──────── PASSAGE PROVIDED
Probably not, but the the average TDD user (on the grand scheme of things) probably isn't using TDD effectively, either. It still boils down to how you use(d) TDD compared to the ideal of BDD. The concepts brought to light with BDD have always been there for TDD, that is certain, BDD was evolved from TDD to make it easier for developers to grasp this. Dave Astel and a few others from the "Ruby Gang" were looking to improve TDD's use in the wide world, and after much deliberation decided it would be better to chop it right down and (almost) start over with a new framework and the inclusion of should, be, not etc. just to ease the translation from "As a User, when I submit X, I want to receive Y" to (in Smalltalk for sake of my memory):
I've been seeing people who can use TDD, not necessarilly in the ideal way, but with some degree of success, look at BDD and simply say "Why bother? That's what I already do." but they are actually not looking at either correctly. They are still testing private methods/properties, or verfiying needlessly because that is what they did before hand with TDD. It's all a matter of relevance.
I still stand that BDD is simply TDD re-branded. The process for effective TDD, and BDD, is translate requirements (e.g. user stories) into tests, complete code to pass the tests, then refactor into more tests, and code to complete the tests (rinse repeat ad nauseum) until you have completed all the requirements. What BDD has done very well is, like you say, shorten the learning curve of xDD, and rightly so. I believe the naming of Test Driven Design was simply brought about because someone, somewhere, decided it would be useful to have the tests coded before coding the actual application - so for simplicities sake called it TDD. Later we have looked and thought "That's silly, Tests are past-tense."
The seminars and conferences have exploded for BDD, mainly within the Ruby community because RSpec get's the most attention from the testing guru's, because BDD has accomplished what it set out to do.. making TDD easier to understand, so more people have jumped onto it and thus there is more discussion.
────────────────
──────── LISTED RECORDS
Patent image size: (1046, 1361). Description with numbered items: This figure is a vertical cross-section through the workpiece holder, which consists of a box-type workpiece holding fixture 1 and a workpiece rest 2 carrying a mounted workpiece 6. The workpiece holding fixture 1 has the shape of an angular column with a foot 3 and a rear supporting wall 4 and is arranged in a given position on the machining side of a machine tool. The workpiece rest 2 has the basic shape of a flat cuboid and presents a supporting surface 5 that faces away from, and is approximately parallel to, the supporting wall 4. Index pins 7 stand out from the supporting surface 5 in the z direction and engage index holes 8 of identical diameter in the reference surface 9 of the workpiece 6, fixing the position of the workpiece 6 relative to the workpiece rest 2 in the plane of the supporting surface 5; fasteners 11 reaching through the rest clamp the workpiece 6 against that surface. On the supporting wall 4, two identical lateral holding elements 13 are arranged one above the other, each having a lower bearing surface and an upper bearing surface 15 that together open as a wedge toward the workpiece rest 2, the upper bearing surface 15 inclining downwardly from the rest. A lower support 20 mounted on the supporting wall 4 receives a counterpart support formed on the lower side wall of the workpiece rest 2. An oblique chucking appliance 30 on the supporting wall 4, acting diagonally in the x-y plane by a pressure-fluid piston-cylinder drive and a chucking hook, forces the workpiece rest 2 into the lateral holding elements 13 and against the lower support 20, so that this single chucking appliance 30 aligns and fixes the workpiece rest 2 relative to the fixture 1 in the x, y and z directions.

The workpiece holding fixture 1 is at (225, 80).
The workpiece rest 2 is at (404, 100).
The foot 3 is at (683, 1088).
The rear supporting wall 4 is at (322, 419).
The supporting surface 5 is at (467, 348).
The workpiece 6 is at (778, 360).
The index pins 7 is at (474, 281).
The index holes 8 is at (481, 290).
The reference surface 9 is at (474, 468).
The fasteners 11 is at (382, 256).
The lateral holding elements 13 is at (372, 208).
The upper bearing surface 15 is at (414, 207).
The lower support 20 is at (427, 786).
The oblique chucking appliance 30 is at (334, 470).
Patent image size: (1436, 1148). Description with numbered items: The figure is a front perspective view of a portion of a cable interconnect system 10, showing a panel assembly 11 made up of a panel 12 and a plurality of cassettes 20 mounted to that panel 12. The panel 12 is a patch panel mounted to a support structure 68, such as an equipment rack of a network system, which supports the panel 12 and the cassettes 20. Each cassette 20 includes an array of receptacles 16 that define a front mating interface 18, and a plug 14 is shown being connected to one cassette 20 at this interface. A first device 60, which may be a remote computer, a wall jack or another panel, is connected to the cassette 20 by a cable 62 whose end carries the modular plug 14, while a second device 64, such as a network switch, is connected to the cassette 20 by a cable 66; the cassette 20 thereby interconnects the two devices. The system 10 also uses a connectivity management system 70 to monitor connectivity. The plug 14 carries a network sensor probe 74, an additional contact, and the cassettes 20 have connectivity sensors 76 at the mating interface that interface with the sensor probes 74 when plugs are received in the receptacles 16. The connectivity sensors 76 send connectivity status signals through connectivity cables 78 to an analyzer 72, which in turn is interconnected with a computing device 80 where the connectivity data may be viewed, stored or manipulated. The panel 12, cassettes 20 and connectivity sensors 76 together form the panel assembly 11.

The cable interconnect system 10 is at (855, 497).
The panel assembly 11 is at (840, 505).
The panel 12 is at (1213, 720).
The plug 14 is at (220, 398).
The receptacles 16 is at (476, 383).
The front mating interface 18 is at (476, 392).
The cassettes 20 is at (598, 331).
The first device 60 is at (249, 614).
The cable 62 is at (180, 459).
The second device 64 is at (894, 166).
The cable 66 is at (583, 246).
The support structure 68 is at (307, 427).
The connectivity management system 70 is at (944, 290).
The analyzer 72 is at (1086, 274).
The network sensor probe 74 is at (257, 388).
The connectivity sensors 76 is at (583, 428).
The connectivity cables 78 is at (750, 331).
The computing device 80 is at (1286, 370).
────────────────
> **THINGS TO DO**:
A) From the passage on TDD and BDD, reproduce the text between "The seminars and" and "is more discussion.", inclusive.
B) In the passage on TDD and BDD, which community has seen BDD seminars and conferences explode?

> **SOLUTION LIST**:
A)
The seminars and conferences have exploded for BDD, mainly within the Ruby community because RSpec get's the most attention from the testing guru's, because BDD has accomplished what it set out to do.. making TDD easier to understand, so more people have jumped onto it and thus there is more discussion.

B) Mainly the Ruby community.